#### INPUT RECORDS

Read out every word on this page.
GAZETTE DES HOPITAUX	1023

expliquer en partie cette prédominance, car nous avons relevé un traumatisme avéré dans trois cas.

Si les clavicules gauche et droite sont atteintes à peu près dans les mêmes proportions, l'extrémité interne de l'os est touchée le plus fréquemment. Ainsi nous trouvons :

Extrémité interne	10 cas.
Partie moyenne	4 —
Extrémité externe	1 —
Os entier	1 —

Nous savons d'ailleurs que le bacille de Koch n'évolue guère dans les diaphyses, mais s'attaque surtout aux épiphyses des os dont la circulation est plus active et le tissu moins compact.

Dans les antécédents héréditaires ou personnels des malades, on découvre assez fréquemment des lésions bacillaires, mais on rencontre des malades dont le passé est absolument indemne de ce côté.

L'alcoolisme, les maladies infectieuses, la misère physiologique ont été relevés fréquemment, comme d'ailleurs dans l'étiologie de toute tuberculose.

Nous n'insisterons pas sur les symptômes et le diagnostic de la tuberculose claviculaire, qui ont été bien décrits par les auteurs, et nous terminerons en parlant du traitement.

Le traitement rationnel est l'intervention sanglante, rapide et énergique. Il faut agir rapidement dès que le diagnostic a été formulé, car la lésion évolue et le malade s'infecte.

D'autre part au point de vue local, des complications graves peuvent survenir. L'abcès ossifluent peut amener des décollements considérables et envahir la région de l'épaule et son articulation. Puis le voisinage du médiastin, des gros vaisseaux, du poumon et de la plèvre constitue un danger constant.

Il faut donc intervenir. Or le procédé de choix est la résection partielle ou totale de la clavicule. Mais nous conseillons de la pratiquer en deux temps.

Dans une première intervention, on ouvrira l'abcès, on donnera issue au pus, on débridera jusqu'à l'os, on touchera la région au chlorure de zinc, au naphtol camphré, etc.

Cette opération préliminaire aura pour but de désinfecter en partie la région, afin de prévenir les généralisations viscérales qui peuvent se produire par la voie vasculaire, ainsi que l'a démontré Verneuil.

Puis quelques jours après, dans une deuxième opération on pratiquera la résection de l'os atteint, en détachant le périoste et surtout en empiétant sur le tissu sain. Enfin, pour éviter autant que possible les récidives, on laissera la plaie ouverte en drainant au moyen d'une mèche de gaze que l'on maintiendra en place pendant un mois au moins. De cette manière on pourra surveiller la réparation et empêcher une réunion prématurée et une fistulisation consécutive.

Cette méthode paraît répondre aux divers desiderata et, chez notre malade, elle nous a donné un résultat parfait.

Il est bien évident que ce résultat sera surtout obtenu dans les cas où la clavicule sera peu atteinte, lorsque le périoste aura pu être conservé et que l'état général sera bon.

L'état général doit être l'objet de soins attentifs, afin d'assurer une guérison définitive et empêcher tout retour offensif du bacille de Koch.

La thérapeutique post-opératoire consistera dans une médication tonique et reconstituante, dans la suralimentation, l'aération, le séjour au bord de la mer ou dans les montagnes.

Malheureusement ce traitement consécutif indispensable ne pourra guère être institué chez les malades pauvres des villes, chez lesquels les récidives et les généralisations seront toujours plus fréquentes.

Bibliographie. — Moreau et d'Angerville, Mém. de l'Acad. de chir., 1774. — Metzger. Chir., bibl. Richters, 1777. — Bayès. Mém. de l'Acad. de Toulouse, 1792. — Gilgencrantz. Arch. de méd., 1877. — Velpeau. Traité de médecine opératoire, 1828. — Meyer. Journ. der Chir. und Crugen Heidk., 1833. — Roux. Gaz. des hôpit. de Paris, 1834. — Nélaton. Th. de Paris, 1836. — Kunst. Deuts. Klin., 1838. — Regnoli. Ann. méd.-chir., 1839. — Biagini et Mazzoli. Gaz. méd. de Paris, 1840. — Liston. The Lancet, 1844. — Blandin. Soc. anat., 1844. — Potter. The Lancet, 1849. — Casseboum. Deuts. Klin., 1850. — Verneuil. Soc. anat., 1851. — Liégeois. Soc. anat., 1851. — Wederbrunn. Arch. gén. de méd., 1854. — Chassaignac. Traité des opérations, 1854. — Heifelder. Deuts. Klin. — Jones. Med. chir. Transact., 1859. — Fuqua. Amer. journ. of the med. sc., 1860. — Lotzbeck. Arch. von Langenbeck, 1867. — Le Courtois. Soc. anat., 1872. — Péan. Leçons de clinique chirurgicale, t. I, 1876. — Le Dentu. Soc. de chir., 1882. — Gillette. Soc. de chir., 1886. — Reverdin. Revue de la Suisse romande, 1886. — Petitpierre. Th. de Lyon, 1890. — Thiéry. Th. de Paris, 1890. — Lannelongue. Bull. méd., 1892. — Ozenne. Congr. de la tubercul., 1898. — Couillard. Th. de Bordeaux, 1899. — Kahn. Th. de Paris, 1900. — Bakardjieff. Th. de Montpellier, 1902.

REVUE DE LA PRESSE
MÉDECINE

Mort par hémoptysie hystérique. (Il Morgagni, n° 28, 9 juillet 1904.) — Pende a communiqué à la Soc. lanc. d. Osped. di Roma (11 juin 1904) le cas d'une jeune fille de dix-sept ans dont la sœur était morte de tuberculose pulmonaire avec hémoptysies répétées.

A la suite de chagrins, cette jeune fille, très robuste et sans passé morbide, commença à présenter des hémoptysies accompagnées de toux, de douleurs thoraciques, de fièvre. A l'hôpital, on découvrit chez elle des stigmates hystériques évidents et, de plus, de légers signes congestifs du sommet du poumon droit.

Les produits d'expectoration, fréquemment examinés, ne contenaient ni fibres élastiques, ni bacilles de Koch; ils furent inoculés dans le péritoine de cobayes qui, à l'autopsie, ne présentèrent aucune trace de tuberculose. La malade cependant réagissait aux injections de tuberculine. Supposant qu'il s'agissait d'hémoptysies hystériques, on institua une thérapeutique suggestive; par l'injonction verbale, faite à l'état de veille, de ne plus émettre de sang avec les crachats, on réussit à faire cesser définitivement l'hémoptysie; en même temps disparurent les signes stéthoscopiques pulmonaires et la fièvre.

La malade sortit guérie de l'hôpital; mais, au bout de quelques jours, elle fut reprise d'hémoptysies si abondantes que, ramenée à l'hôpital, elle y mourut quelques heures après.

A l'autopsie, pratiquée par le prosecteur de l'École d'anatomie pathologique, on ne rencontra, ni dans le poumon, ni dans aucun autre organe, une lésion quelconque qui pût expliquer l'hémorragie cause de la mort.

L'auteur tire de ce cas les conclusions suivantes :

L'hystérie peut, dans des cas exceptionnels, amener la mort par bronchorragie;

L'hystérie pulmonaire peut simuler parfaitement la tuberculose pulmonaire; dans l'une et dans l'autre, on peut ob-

########

• TASK GOAL: Each line containing the word "empêcher" counts once; report the total alone.

• ANSWER: 2